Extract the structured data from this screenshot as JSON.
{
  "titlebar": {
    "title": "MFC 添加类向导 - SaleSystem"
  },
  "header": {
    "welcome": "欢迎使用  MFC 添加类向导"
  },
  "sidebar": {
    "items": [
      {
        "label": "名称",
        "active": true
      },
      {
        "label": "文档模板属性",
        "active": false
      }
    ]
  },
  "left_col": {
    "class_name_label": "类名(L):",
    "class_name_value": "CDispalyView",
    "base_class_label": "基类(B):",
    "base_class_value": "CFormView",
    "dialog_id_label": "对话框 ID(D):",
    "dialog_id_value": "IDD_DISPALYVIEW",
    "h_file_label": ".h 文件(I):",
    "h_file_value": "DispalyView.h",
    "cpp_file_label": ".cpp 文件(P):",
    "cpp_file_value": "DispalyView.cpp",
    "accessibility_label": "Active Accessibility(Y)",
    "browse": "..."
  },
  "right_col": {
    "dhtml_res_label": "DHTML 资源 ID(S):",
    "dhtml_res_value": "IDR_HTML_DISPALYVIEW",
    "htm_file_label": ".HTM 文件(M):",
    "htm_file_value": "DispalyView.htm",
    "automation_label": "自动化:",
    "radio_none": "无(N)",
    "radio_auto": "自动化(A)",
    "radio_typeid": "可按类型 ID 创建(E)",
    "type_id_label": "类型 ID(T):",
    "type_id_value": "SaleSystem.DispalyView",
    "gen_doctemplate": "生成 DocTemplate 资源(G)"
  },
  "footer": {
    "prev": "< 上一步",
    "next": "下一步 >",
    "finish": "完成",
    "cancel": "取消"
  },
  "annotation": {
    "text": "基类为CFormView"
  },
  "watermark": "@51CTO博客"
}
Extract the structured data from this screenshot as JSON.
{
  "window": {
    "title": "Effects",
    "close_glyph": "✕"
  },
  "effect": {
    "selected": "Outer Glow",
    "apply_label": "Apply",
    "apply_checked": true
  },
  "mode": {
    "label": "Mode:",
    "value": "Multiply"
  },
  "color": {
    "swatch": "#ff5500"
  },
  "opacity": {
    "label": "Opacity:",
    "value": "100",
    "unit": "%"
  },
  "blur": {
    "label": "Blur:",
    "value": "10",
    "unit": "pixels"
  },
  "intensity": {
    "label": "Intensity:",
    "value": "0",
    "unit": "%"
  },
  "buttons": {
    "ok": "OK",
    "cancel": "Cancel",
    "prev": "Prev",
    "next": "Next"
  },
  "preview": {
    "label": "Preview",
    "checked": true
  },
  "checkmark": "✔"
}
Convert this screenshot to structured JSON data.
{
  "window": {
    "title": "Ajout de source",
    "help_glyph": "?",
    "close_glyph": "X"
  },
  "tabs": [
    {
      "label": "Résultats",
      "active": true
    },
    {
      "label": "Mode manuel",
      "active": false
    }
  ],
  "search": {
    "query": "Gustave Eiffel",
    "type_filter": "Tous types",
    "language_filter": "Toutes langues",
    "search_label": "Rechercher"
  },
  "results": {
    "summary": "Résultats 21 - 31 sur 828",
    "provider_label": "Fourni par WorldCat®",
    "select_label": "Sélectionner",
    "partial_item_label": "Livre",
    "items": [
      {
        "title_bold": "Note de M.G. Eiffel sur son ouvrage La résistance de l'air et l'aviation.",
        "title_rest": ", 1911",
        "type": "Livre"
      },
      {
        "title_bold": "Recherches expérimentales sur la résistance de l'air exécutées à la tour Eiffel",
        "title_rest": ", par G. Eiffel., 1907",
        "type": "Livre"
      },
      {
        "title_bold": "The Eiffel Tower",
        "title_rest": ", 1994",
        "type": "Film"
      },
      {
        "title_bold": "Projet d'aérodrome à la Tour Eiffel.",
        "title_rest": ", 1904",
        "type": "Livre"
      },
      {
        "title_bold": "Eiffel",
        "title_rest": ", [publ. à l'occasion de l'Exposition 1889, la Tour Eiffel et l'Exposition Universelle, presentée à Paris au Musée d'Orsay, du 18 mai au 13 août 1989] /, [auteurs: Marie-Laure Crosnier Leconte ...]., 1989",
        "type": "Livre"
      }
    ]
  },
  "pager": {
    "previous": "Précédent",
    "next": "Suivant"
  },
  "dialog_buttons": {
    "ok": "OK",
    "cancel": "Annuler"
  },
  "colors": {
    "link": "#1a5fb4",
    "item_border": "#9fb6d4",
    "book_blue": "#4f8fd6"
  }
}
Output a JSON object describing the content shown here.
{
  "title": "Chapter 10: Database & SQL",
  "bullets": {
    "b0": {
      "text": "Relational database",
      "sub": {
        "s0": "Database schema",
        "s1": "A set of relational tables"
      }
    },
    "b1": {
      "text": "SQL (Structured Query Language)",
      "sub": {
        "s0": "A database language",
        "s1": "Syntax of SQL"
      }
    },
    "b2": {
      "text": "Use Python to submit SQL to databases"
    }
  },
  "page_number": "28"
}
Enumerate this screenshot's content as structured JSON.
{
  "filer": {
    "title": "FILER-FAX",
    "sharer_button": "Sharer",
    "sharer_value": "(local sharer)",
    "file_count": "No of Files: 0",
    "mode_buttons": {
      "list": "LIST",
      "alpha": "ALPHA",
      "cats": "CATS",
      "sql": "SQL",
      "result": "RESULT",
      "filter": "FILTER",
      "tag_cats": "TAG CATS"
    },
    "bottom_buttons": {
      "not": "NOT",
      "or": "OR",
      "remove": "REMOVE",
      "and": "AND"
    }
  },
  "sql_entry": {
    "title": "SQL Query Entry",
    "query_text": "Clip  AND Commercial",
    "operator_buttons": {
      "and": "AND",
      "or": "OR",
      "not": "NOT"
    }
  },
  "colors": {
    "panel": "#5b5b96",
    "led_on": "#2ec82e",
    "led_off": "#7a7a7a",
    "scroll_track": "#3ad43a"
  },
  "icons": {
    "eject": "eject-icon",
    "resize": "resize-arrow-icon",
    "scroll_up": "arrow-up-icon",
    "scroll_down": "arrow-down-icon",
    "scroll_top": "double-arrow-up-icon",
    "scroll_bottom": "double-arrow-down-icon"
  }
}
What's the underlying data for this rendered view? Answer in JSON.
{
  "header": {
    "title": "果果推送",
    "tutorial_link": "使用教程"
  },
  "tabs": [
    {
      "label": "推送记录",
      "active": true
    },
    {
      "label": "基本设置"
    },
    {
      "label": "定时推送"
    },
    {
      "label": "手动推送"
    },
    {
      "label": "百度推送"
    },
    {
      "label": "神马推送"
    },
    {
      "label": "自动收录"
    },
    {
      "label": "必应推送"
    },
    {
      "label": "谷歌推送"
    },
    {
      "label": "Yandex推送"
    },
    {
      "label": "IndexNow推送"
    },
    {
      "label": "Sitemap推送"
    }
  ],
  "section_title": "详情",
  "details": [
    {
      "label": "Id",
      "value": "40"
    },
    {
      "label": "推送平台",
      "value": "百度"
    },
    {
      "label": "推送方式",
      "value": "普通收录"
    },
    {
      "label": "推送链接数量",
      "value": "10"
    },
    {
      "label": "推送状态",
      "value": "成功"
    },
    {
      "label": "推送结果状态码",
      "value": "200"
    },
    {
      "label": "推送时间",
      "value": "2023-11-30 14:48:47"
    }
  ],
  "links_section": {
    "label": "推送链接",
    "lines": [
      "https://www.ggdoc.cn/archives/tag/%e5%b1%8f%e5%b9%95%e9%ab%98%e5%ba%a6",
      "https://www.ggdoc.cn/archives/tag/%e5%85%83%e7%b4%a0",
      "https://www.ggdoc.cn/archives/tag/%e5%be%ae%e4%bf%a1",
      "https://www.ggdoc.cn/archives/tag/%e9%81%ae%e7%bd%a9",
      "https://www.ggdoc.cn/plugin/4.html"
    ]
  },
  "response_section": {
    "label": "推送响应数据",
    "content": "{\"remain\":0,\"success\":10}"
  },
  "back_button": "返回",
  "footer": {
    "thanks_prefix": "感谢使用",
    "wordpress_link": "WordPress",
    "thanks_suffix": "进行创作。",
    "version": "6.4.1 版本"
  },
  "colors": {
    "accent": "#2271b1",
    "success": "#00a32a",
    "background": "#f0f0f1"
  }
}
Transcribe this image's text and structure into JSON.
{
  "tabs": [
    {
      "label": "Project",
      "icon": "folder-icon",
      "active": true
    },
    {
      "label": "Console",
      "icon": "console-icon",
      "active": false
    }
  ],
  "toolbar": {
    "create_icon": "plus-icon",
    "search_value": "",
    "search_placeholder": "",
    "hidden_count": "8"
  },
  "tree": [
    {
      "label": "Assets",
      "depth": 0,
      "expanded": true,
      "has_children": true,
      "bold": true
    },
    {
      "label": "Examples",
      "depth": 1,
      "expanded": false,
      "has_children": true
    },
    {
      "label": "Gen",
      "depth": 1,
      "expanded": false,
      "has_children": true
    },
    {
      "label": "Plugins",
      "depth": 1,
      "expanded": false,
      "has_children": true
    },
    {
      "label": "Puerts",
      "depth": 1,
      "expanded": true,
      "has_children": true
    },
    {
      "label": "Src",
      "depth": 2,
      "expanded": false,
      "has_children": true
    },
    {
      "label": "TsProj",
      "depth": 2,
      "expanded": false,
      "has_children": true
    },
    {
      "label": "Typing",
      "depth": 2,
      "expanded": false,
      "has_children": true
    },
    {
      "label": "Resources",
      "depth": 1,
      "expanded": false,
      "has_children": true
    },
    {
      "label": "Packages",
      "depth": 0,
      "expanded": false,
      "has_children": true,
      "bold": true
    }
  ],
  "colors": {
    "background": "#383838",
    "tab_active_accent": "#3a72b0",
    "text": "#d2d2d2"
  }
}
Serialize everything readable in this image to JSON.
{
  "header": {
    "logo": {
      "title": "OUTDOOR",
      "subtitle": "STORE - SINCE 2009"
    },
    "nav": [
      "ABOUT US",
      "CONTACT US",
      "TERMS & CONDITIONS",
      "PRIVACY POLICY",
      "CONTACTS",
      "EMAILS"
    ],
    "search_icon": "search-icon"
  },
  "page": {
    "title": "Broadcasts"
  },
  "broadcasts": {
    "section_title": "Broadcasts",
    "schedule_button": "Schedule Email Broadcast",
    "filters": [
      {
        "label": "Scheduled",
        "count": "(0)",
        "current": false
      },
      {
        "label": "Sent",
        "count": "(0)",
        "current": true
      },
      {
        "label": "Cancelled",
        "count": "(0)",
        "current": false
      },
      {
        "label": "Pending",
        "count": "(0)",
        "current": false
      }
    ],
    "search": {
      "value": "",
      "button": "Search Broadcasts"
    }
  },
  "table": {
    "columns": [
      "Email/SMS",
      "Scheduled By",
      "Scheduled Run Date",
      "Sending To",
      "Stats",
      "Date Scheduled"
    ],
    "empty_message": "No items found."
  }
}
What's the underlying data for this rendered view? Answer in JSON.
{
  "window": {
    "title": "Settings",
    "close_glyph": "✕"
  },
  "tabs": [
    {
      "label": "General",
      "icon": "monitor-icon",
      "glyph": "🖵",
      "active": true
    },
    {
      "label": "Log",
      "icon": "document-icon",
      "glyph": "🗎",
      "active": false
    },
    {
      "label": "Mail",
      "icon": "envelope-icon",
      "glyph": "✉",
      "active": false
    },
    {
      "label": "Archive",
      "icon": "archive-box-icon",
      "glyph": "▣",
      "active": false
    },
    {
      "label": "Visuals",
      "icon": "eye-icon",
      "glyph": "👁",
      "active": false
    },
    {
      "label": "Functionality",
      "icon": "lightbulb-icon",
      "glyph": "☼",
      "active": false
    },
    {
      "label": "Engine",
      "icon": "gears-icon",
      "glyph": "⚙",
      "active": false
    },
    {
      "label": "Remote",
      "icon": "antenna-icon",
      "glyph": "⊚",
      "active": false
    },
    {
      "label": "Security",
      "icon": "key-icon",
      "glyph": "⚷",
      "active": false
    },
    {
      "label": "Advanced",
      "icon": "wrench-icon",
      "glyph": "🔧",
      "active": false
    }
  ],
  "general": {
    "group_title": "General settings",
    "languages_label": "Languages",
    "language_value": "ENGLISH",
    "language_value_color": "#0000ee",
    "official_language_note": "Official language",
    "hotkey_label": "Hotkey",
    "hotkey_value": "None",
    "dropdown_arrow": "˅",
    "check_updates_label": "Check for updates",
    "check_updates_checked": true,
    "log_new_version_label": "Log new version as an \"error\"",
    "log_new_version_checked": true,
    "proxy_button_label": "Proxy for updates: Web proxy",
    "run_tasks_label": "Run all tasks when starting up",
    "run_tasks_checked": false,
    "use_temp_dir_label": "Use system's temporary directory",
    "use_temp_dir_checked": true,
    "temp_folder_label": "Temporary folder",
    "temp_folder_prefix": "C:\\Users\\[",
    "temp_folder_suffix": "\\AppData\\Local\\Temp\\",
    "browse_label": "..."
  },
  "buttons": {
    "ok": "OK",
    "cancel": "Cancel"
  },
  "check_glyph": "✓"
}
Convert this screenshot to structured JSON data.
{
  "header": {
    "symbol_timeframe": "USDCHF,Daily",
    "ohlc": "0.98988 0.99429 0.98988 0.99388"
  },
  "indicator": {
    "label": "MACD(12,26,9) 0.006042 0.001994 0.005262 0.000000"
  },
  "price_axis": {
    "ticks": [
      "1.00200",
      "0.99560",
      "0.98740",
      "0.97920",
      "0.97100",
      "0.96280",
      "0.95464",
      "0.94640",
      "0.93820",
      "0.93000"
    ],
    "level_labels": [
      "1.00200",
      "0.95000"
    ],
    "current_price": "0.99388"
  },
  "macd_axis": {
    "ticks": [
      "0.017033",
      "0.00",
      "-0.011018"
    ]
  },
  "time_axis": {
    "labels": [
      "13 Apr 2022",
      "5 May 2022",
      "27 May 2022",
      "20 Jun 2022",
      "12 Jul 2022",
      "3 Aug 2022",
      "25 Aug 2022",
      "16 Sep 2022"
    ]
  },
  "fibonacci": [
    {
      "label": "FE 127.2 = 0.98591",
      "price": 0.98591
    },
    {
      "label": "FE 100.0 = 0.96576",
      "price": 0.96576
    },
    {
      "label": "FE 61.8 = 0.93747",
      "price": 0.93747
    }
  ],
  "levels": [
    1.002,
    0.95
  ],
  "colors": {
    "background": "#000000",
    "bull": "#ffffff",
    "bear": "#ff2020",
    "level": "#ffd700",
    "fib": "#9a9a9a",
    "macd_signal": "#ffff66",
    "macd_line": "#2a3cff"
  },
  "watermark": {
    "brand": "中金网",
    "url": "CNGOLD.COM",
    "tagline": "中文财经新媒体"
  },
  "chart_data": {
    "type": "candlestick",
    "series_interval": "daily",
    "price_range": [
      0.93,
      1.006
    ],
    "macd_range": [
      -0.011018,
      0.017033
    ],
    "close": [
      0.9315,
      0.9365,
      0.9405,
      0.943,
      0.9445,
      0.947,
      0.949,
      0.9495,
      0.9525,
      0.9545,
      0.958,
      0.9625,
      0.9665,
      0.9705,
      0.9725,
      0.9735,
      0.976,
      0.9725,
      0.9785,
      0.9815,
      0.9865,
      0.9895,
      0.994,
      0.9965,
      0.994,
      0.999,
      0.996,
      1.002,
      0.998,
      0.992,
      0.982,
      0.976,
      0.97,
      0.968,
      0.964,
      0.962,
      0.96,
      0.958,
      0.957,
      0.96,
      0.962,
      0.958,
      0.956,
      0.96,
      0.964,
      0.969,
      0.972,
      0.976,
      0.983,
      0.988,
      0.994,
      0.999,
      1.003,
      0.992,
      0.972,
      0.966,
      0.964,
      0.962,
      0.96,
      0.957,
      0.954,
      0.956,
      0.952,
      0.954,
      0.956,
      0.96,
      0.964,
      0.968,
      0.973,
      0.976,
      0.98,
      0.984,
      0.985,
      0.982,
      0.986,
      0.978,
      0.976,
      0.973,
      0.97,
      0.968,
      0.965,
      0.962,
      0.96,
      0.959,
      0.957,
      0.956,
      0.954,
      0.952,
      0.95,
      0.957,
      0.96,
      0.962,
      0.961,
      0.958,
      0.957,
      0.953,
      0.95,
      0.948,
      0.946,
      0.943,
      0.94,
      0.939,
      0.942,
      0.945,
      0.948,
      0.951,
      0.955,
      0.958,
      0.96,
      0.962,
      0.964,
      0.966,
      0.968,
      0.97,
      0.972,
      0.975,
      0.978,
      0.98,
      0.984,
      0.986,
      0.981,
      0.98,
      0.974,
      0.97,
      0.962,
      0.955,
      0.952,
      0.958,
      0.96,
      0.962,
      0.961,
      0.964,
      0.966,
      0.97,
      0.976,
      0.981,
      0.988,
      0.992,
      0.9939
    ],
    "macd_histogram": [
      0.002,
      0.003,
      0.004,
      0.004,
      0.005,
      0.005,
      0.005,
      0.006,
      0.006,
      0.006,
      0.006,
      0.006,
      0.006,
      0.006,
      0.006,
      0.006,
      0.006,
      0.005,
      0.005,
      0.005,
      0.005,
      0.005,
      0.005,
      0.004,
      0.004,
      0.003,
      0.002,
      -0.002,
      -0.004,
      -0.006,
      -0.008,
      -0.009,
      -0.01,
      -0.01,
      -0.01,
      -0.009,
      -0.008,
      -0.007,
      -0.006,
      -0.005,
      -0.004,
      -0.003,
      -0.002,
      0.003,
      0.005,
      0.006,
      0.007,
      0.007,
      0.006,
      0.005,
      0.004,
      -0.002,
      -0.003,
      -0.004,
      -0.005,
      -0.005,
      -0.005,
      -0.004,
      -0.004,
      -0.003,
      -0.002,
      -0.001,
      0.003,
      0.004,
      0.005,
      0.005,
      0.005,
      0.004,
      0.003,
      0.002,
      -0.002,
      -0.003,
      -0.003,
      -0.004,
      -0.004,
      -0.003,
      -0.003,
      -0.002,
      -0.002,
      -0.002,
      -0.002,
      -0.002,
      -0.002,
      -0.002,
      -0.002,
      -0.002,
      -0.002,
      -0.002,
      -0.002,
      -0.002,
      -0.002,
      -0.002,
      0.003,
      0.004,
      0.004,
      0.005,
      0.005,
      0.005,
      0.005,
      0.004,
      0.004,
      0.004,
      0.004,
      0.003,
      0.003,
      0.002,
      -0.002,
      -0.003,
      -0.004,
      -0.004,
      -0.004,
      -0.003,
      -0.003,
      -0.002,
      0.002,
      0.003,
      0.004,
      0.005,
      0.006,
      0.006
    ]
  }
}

_ _ _ _ _ _ _

• What is needed: Report the number of lines that contain "https", with no other words.

• Solution to this exercise: 5